◆ Exercise directions ◆
Repeat the material in full. Keep every line exactly as it is.

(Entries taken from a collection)
[start]

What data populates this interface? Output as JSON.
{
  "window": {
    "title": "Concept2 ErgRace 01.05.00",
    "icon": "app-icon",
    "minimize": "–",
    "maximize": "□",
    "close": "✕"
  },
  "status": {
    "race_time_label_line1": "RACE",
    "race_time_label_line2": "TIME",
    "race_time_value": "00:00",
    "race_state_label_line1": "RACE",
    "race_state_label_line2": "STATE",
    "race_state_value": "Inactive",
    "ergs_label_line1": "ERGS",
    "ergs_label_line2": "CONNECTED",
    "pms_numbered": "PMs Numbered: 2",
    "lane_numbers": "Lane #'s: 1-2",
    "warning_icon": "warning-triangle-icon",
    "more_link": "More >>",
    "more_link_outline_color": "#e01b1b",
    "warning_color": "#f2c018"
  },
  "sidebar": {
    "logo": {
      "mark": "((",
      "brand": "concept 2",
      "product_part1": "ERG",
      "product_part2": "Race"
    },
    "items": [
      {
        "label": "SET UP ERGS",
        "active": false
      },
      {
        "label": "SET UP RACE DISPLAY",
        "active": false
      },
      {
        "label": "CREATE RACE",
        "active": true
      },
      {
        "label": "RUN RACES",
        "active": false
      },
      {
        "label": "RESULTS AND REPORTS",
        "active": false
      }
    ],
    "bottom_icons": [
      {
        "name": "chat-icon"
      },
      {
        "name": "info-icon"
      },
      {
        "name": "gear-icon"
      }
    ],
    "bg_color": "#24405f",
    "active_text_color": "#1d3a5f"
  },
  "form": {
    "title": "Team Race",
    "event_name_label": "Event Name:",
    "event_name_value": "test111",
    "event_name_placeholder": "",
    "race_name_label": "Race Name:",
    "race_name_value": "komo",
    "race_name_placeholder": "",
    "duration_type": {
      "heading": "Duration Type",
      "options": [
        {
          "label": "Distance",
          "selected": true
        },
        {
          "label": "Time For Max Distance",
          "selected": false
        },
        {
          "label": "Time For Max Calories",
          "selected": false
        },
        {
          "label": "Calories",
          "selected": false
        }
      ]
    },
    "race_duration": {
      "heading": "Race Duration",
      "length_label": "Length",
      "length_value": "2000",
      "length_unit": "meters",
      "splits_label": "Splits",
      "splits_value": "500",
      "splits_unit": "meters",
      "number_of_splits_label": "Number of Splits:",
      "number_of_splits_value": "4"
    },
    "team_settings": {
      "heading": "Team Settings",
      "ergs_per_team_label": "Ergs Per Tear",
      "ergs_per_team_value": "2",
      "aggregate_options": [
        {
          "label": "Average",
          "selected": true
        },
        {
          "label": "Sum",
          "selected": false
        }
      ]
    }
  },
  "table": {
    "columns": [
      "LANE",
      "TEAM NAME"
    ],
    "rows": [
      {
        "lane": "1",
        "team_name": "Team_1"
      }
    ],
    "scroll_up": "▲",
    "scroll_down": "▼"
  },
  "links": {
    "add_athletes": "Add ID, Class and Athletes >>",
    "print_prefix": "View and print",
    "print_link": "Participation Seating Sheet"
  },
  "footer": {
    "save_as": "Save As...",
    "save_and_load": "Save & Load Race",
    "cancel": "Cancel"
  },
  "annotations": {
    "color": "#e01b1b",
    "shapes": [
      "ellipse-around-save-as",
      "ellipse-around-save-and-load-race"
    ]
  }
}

[end]

◆ The reply ◆
What data populates this interface? Output as JSON.
{
  "window": {
    "title": "Concept2 ErgRace 01.05.00",
    "icon": "app-icon",
    "minimize": "–",
    "maximize": "□",
    "close": "✕"
  },
  "status": {
    "race_time_label_line1": "RACE",
    "race_time_label_line2": "TIME",
    "race_time_value": "00:00",
    "race_state_label_line1": "RACE",
    "race_state_label_line2": "STATE",
    "race_state_value": "Inactive",
    "ergs_label_line1": "ERGS",
    "ergs_label_line2": "CONNECTED",
    "pms_numbered": "PMs Numbered: 2",
    "lane_numbers": "Lane #'s: 1-2",
    "warning_icon": "warning-triangle-icon",
    "more_link": "More >>",
    "more_link_outline_color": "#e01b1b",
    "warning_color": "#f2c018"
  },
  "sidebar": {
    "logo": {
      "mark": "((",
      "brand": "concept 2",
      "product_part1": "ERG",
      "product_part2": "Race"
    },
    "items": [
      {
        "label": "SET UP ERGS",
        "active": false
      },
      {
        "label": "SET UP RACE DISPLAY",
        "active": false
      },
      {
        "label": "CREATE RACE",
        "active": true
      },
      {
        "label": "RUN RACES",
        "active": false
      },
      {
        "label": "RESULTS AND REPORTS",
        "active": false
      }
    ],
    "bottom_icons": [
      {
        "name": "chat-icon"
      },
      {
        "name": "info-icon"
      },
      {
        "name": "gear-icon"
      }
    ],
    "bg_color": "#24405f",
    "active_text_color": "#1d3a5f"
  },
  "form": {
    "title": "Team Race",
    "event_name_label": "Event Name:",
    "event_name_value": "test111",
    "event_name_placeholder": "",
    "race_name_label": "Race Name:",
    "race_name_value": "komo",
    "race_name_placeholder": "",
    "duration_type": {
      "heading": "Duration Type",
      "options": [
        {
          "label": "Distance",
          "selected": true
        },
        {
          "label": "Time For Max Distance",
          "selected": false
        },
        {
          "label": "Time For Max Calories",
          "selected": false
        },
        {
          "label": "Calories",
          "selected": false
        }
      ]
    },
    "race_duration": {
      "heading": "Race Duration",
      "length_label": "Length",
      "length_value": "2000",
      "length_unit": "meters",
      "splits_label": "Splits",
      "splits_value": "500",
      "splits_unit": "meters",
      "number_of_splits_label": "Number of Splits:",
      "number_of_splits_value": "4"
    },
    "team_settings": {
      "heading": "Team Settings",
      "ergs_per_team_label": "Ergs Per Tear",
      "ergs_per_team_value": "2",
      "aggregate_options": [
        {
          "label": "Average",
          "selected": true
        },
        {
          "label": "Sum",
          "selected": false
        }
      ]
    }
  },
  "table": {
    "columns": [
      "LANE",
      "TEAM NAME"
    ],
    "rows": [
      {
        "lane": "1",
        "team_name": "Team_1"
      }
    ],
    "scroll_up": "▲",
    "scroll_down": "▼"
  },
  "links": {
    "add_athletes": "Add ID, Class and Athletes >>",
    "print_prefix": "View and print",
    "print_link": "Participation Seating Sheet"
  },
  "footer": {
    "save_as": "Save As...",
    "save_and_load": "Save & Load Race",
    "cancel": "Cancel"
  },
  "annotations": {
    "color": "#e01b1b",
    "shapes": [
      "ellipse-around-save-as",
      "ellipse-around-save-and-load-race"
    ]
  }
}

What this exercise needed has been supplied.